Data for analysis Start Marker

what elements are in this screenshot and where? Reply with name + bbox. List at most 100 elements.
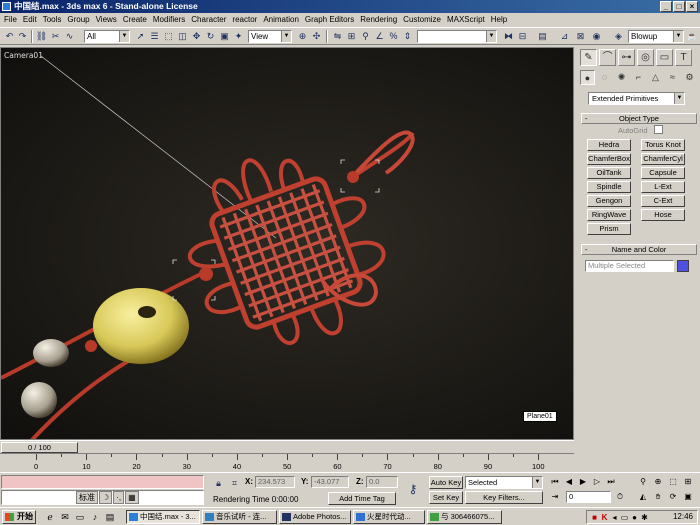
outlook-quicklaunch-icon[interactable]: ✉ <box>59 511 71 523</box>
close-button[interactable]: × <box>686 1 698 12</box>
angle-snap-icon[interactable]: ∠ <box>373 30 386 43</box>
ime-keyboard-icon[interactable]: ▦ <box>125 491 139 504</box>
select-and-rotate-icon[interactable]: ↻ <box>204 30 217 43</box>
task-music[interactable]: 音乐试听 - 连... <box>202 510 277 524</box>
mirror-tool-icon[interactable]: ⧓ <box>502 30 515 43</box>
track-bar[interactable]: 0 10 20 30 40 50 60 70 80 90 100 <box>0 453 574 471</box>
region-select-icon[interactable]: ⬚ <box>162 30 175 43</box>
unlink-icon[interactable]: ✂ <box>49 30 62 43</box>
maximize-button[interactable]: □ <box>673 1 685 12</box>
render-type-dropdown[interactable]: Blowup ▼ <box>628 30 684 43</box>
maximize-viewport-icon[interactable]: ▣ <box>682 491 694 503</box>
x-coordinate-field[interactable]: 234.573 <box>255 476 295 488</box>
snap-icon[interactable]: ✣ <box>310 30 323 43</box>
select-and-move-icon[interactable]: ✥ <box>190 30 203 43</box>
key-mode-toggle-icon[interactable]: ⇥ <box>549 491 561 503</box>
next-frame-icon[interactable]: ▷ <box>591 476 603 488</box>
orbit-icon[interactable]: ⟳ <box>667 491 679 503</box>
ie-quicklaunch-icon[interactable]: ℯ <box>44 511 56 523</box>
lights-icon[interactable]: ✺ <box>614 70 629 85</box>
primitive-category-dropdown[interactable]: Extended Primitives ▼ <box>588 92 685 105</box>
desktop-quicklaunch-icon[interactable]: ▭ <box>74 511 86 523</box>
menu-rendering[interactable]: Rendering <box>358 13 401 26</box>
z-coordinate-field[interactable]: 0.0 <box>366 476 398 488</box>
curve-editor-icon[interactable]: ⊿ <box>558 30 571 43</box>
bind-space-warp-icon[interactable]: ∿ <box>63 30 76 43</box>
torus-knot-button[interactable]: Torus Knot <box>641 139 685 151</box>
add-time-tag-button[interactable]: Add Time Tag <box>328 492 396 505</box>
render-scene-icon[interactable]: ◈ <box>612 30 625 43</box>
chamferbox-button[interactable]: ChamferBox <box>587 153 631 165</box>
display-tab-icon[interactable]: ▭ <box>656 49 673 66</box>
task-photoshop[interactable]: Adobe Photos... <box>279 510 351 524</box>
qq-tray-icon[interactable]: ● <box>630 513 639 522</box>
select-and-scale-icon[interactable]: ▣ <box>218 30 231 43</box>
set-key-button[interactable]: Set Key <box>429 491 463 504</box>
ime-punct-icon[interactable]: ·, <box>113 491 125 504</box>
menu-create[interactable]: Create <box>121 13 151 26</box>
menu-modifiers[interactable]: Modifiers <box>151 13 189 26</box>
select-and-link-icon[interactable]: ⛓ <box>35 30 48 43</box>
autogrid-checkbox[interactable] <box>654 125 663 134</box>
zoom-extents-all-icon[interactable]: ⊞ <box>682 476 694 488</box>
menu-animation[interactable]: Animation <box>261 13 303 26</box>
hose-button[interactable]: Hose <box>641 209 685 221</box>
menu-views[interactable]: Views <box>94 13 121 26</box>
menu-edit[interactable]: Edit <box>21 13 41 26</box>
menu-help[interactable]: Help <box>489 13 511 26</box>
mirror-icon[interactable]: ⇋ <box>331 30 344 43</box>
menu-character[interactable]: Character <box>189 13 230 26</box>
spinner-snap-icon[interactable]: ⇕ <box>401 30 414 43</box>
align-icon[interactable]: ⊞ <box>345 30 358 43</box>
c-ext-button[interactable]: C-Ext <box>641 195 685 207</box>
media-quicklaunch-icon[interactable]: ♪ <box>89 511 101 523</box>
object-type-rollout[interactable]: - Object Type <box>581 113 697 124</box>
folder-quicklaunch-icon[interactable]: ▤ <box>104 511 116 523</box>
field-of-view-icon[interactable]: ◭ <box>637 491 649 503</box>
utilities-tab-icon[interactable]: T <box>675 49 692 66</box>
lock-selection-icon[interactable]: 🔒︎ <box>212 477 225 490</box>
helpers-icon[interactable]: △ <box>648 70 663 85</box>
capsule-button[interactable]: Capsule <box>641 167 685 179</box>
auto-key-button[interactable]: Auto Key <box>429 476 463 489</box>
antivirus-tray-icon[interactable]: ■ <box>590 513 599 522</box>
hedra-button[interactable]: Hedra <box>587 139 631 151</box>
percent-snap-icon[interactable]: % <box>387 30 400 43</box>
play-icon[interactable]: ▶ <box>577 476 589 488</box>
layer-manager-icon[interactable]: ▤ <box>536 30 549 43</box>
menu-maxscript[interactable]: MAXScript <box>445 13 489 26</box>
maxscript-listener-mini[interactable] <box>1 475 204 489</box>
previous-frame-icon[interactable]: ◀ <box>563 476 575 488</box>
gengon-button[interactable]: Gengon <box>587 195 631 207</box>
named-selection-dropdown[interactable]: ▼ <box>417 30 497 43</box>
time-slider[interactable]: 0 / 100 <box>0 440 574 453</box>
menu-tools[interactable]: Tools <box>41 13 66 26</box>
geometry-icon[interactable]: ● <box>580 70 595 85</box>
ime-mode[interactable]: 标准 <box>76 491 98 504</box>
shapes-icon[interactable]: ◌ <box>597 70 612 85</box>
y-coordinate-field[interactable]: -43.077 <box>311 476 349 488</box>
task-browser[interactable]: 火星时代动... <box>353 510 425 524</box>
cameras-icon[interactable]: ⌐ <box>631 70 646 85</box>
minimize-button[interactable]: _ <box>660 1 672 12</box>
select-object-icon[interactable]: ➚ <box>134 30 147 43</box>
task-3dsmax[interactable]: 中国结.max - 3... <box>126 510 200 524</box>
go-to-end-icon[interactable]: ⏭ <box>605 476 617 488</box>
zoom-all-icon[interactable]: ⊕ <box>652 476 664 488</box>
zoom-extents-icon[interactable]: ⬚ <box>667 476 679 488</box>
key-filters-button[interactable]: Key Filters... <box>465 491 543 504</box>
pan-icon[interactable]: ✋︎ <box>652 491 664 503</box>
l-ext-button[interactable]: L-Ext <box>641 181 685 193</box>
volume-tray-icon[interactable]: ◂ <box>610 513 619 522</box>
oiltank-button[interactable]: OilTank <box>587 167 631 179</box>
k-tray-icon[interactable]: K <box>600 513 609 522</box>
object-color-swatch[interactable] <box>677 260 689 272</box>
spindle-button[interactable]: Spindle <box>587 181 631 193</box>
camera-viewport[interactable]: Camera01 Plane01 <box>0 47 574 440</box>
ime-width-icon[interactable]: ☽ <box>99 491 113 504</box>
manipulate-icon[interactable]: ✦ <box>232 30 245 43</box>
network-tray-icon[interactable]: ▭ <box>620 513 629 522</box>
window-crossing-icon[interactable]: ◫ <box>176 30 189 43</box>
material-editor-icon[interactable]: ◉ <box>590 30 603 43</box>
chamfercyl-button[interactable]: ChamferCyl <box>641 153 685 165</box>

Data for analysis End Marker

Every line of the listing is to be retyped exactly; pictures stay out.

what elements are in this screenshot and where? Reply with name + bbox. List at most 100 elements.
outlook-quicklaunch-icon[interactable]: ✉ <box>59 511 71 523</box>
close-button[interactable]: × <box>686 1 698 12</box>
angle-snap-icon[interactable]: ∠ <box>373 30 386 43</box>
ime-keyboard-icon[interactable]: ▦ <box>125 491 139 504</box>
select-and-rotate-icon[interactable]: ↻ <box>204 30 217 43</box>
task-music[interactable]: 音乐试听 - 连... <box>202 510 277 524</box>
mirror-tool-icon[interactable]: ⧓ <box>502 30 515 43</box>
track-bar[interactable]: 0 10 20 30 40 50 60 70 80 90 100 <box>0 453 574 471</box>
region-select-icon[interactable]: ⬚ <box>162 30 175 43</box>
unlink-icon[interactable]: ✂ <box>49 30 62 43</box>
maximize-button[interactable]: □ <box>673 1 685 12</box>
render-type-dropdown[interactable]: Blowup ▼ <box>628 30 684 43</box>
maximize-viewport-icon[interactable]: ▣ <box>682 491 694 503</box>
x-coordinate-field[interactable]: 234.573 <box>255 476 295 488</box>
snap-icon[interactable]: ✣ <box>310 30 323 43</box>
select-and-move-icon[interactable]: ✥ <box>190 30 203 43</box>
key-mode-toggle-icon[interactable]: ⇥ <box>549 491 561 503</box>
next-frame-icon[interactable]: ▷ <box>591 476 603 488</box>
orbit-icon[interactable]: ⟳ <box>667 491 679 503</box>
ie-quicklaunch-icon[interactable]: ℯ <box>44 511 56 523</box>
lights-icon[interactable]: ✺ <box>614 70 629 85</box>
primitive-category-dropdown[interactable]: Extended Primitives ▼ <box>588 92 685 105</box>
desktop-quicklaunch-icon[interactable]: ▭ <box>74 511 86 523</box>
menu-rendering[interactable]: Rendering <box>358 13 401 26</box>
z-coordinate-field[interactable]: 0.0 <box>366 476 398 488</box>
curve-editor-icon[interactable]: ⊿ <box>558 30 571 43</box>
bind-space-warp-icon[interactable]: ∿ <box>63 30 76 43</box>
torus-knot-button[interactable]: Torus Knot <box>641 139 685 151</box>
add-time-tag-button[interactable]: Add Time Tag <box>328 492 396 505</box>
render-scene-icon[interactable]: ◈ <box>612 30 625 43</box>
chamferbox-button[interactable]: ChamferBox <box>587 153 631 165</box>
display-tab-icon[interactable]: ▭ <box>656 49 673 66</box>
task-photoshop[interactable]: Adobe Photos... <box>279 510 351 524</box>
qq-tray-icon[interactable]: ● <box>630 513 639 522</box>
select-and-scale-icon[interactable]: ▣ <box>218 30 231 43</box>
set-key-button[interactable]: Set Key <box>429 491 463 504</box>
ime-punct-icon[interactable]: ·, <box>113 491 125 504</box>
menu-create[interactable]: Create <box>121 13 151 26</box>
menu-modifiers[interactable]: Modifiers <box>151 13 189 26</box>
select-and-link-icon[interactable]: ⛓ <box>35 30 48 43</box>
autogrid-checkbox[interactable] <box>654 125 663 134</box>
zoom-extents-all-icon[interactable]: ⊞ <box>682 476 694 488</box>
menu-animation[interactable]: Animation <box>261 13 303 26</box>
hose-button[interactable]: Hose <box>641 209 685 221</box>
menu-views[interactable]: Views <box>94 13 121 26</box>
menu-edit[interactable]: Edit <box>21 13 41 26</box>
menu-help[interactable]: Help <box>489 13 511 26</box>
mirror-icon[interactable]: ⇋ <box>331 30 344 43</box>
menu-character[interactable]: Character <box>189 13 230 26</box>
spinner-snap-icon[interactable]: ⇕ <box>401 30 414 43</box>
align-icon[interactable]: ⊞ <box>345 30 358 43</box>
c-ext-button[interactable]: C-Ext <box>641 195 685 207</box>
media-quicklaunch-icon[interactable]: ♪ <box>89 511 101 523</box>
object-type-rollout[interactable]: - Object Type <box>581 113 697 124</box>
folder-quicklaunch-icon[interactable]: ▤ <box>104 511 116 523</box>
field-of-view-icon[interactable]: ◭ <box>637 491 649 503</box>
utilities-tab-icon[interactable]: T <box>675 49 692 66</box>
lock-selection-icon[interactable]: 🔒︎ <box>212 477 225 490</box>
helpers-icon[interactable]: △ <box>648 70 663 85</box>
capsule-button[interactable]: Capsule <box>641 167 685 179</box>
auto-key-button[interactable]: Auto Key <box>429 476 463 489</box>
antivirus-tray-icon[interactable]: ■ <box>590 513 599 522</box>
hedra-button[interactable]: Hedra <box>587 139 631 151</box>
percent-snap-icon[interactable]: % <box>387 30 400 43</box>
play-icon[interactable]: ▶ <box>577 476 589 488</box>
layer-manager-icon[interactable]: ▤ <box>536 30 549 43</box>
menu-maxscript[interactable]: MAXScript <box>445 13 489 26</box>
maxscript-listener-mini[interactable] <box>1 475 204 489</box>
previous-frame-icon[interactable]: ◀ <box>563 476 575 488</box>
gengon-button[interactable]: Gengon <box>587 195 631 207</box>
named-selection-dropdown[interactable]: ▼ <box>417 30 497 43</box>
time-slider[interactable]: 0 / 100 <box>0 440 574 453</box>
menu-tools[interactable]: Tools <box>41 13 66 26</box>
geometry-icon[interactable]: ● <box>580 70 595 85</box>
ime-mode[interactable]: 标准 <box>76 491 98 504</box>
shapes-icon[interactable]: ◌ <box>597 70 612 85</box>
y-coordinate-field[interactable]: -43.077 <box>311 476 349 488</box>
task-browser[interactable]: 火星时代动... <box>353 510 425 524</box>
cameras-icon[interactable]: ⌐ <box>631 70 646 85</box>
minimize-button[interactable]: _ <box>660 1 672 12</box>
select-object-icon[interactable]: ➚ <box>134 30 147 43</box>
task-3dsmax[interactable]: 中国结.max - 3... <box>126 510 200 524</box>
go-to-end-icon[interactable]: ⏭ <box>605 476 617 488</box>
zoom-all-icon[interactable]: ⊕ <box>652 476 664 488</box>
zoom-extents-icon[interactable]: ⬚ <box>667 476 679 488</box>
key-filters-button[interactable]: Key Filters... <box>465 491 543 504</box>
pan-icon[interactable]: ✋︎ <box>652 491 664 503</box>
l-ext-button[interactable]: L-Ext <box>641 181 685 193</box>
volume-tray-icon[interactable]: ◂ <box>610 513 619 522</box>
oiltank-button[interactable]: OilTank <box>587 167 631 179</box>
k-tray-icon[interactable]: K <box>600 513 609 522</box>
object-color-swatch[interactable] <box>677 260 689 272</box>
spindle-button[interactable]: Spindle <box>587 181 631 193</box>
camera-viewport[interactable]: Camera01 Plane01 <box>0 47 574 440</box>
ime-width-icon[interactable]: ☽ <box>99 491 113 504</box>
manipulate-icon[interactable]: ✦ <box>232 30 245 43</box>
network-tray-icon[interactable]: ▭ <box>620 513 629 522</box>
window-crossing-icon[interactable]: ◫ <box>176 30 189 43</box>
material-editor-icon[interactable]: ◉ <box>590 30 603 43</box>
chamfercyl-button[interactable]: ChamferCyl <box>641 153 685 165</box>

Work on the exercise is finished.